— START INFORMATION SHOWN —

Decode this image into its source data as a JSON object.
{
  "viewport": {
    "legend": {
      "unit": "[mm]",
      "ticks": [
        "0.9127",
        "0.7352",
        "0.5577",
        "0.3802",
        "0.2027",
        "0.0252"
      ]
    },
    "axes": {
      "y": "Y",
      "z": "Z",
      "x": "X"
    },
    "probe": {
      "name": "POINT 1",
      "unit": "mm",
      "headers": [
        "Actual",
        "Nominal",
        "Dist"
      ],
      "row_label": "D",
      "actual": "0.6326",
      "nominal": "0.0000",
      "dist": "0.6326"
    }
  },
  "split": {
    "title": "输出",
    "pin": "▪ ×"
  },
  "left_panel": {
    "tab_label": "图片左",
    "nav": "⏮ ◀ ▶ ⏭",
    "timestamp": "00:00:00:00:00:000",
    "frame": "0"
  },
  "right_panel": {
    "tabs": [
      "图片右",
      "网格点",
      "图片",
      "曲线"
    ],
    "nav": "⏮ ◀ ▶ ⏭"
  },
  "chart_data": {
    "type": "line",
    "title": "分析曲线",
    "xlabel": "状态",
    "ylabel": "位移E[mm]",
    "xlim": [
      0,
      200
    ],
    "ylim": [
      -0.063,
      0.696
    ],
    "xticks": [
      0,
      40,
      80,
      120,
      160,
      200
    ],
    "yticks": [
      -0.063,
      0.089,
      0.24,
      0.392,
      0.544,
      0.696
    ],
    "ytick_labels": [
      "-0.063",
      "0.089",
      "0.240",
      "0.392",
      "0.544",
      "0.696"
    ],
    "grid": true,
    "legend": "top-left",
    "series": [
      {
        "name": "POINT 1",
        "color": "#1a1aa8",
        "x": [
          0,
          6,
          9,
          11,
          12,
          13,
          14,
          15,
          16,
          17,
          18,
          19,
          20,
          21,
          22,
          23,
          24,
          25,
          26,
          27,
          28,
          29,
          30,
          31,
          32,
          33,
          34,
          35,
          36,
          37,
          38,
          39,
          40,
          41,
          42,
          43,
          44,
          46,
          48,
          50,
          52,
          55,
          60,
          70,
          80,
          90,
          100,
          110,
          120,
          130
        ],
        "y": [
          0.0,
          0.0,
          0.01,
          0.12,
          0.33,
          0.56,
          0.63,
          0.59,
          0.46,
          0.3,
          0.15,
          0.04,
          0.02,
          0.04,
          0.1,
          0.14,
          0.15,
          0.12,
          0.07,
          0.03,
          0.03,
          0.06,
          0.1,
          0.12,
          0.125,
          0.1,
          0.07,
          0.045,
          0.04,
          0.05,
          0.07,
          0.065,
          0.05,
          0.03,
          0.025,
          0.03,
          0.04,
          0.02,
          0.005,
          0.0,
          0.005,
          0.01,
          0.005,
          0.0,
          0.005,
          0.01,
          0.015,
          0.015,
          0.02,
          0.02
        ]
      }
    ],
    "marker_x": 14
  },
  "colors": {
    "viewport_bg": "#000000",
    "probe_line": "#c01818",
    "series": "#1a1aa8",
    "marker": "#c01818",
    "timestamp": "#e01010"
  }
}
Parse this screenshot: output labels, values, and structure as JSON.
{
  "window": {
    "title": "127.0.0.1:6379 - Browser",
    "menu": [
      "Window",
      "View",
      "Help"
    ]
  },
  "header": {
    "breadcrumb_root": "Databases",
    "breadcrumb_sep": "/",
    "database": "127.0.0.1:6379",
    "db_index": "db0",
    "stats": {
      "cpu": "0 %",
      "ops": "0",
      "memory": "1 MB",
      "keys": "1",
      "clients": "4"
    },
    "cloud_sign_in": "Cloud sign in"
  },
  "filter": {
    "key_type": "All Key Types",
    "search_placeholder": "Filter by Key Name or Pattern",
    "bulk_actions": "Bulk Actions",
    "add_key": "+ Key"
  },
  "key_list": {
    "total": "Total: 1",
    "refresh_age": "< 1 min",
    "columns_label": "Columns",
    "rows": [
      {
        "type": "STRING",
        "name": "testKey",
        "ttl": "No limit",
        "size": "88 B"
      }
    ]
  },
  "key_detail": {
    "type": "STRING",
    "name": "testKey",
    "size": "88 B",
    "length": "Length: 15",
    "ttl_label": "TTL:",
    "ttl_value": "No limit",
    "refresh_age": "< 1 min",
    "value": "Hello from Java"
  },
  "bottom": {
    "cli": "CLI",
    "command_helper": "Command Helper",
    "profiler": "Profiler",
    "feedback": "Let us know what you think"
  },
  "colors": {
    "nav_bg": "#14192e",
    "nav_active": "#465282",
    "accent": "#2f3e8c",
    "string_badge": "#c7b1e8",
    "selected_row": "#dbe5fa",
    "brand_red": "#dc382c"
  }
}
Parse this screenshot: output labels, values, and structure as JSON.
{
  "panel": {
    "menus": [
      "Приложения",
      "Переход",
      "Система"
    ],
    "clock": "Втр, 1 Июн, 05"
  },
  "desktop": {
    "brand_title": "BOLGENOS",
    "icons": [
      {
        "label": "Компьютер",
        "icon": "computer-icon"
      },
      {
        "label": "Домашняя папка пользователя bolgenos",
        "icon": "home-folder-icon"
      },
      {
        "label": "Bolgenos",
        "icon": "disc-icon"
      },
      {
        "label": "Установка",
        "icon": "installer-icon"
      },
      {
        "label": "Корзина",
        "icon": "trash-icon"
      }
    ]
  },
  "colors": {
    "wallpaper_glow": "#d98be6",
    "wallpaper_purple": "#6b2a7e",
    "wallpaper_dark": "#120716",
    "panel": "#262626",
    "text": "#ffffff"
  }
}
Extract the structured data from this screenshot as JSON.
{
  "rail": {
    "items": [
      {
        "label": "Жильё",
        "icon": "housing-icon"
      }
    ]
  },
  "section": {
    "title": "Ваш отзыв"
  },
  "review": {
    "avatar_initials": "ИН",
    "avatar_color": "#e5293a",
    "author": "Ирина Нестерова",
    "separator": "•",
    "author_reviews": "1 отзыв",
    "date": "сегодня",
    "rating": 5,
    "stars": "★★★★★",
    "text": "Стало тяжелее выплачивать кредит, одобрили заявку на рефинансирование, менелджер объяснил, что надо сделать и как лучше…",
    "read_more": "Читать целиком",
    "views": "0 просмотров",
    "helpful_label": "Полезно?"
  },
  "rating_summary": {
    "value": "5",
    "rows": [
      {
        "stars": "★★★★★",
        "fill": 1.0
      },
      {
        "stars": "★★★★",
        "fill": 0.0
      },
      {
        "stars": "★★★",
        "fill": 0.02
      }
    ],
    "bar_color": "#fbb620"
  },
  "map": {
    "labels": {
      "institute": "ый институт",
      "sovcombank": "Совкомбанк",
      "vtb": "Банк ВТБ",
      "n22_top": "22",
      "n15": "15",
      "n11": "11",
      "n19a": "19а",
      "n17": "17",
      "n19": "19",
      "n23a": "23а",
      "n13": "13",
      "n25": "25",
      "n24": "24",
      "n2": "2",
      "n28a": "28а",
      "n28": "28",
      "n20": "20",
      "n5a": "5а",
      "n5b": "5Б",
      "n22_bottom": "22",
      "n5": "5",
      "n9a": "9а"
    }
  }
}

— END INFORMATION SHOWN —

_GOAL:_ Which lines of the data above contain "from"? Copy each one.

_ANSWER TO THIS PROBLEM:_
    "value": "Hello from Java"
Extract the structured data from this screenshot as JSON.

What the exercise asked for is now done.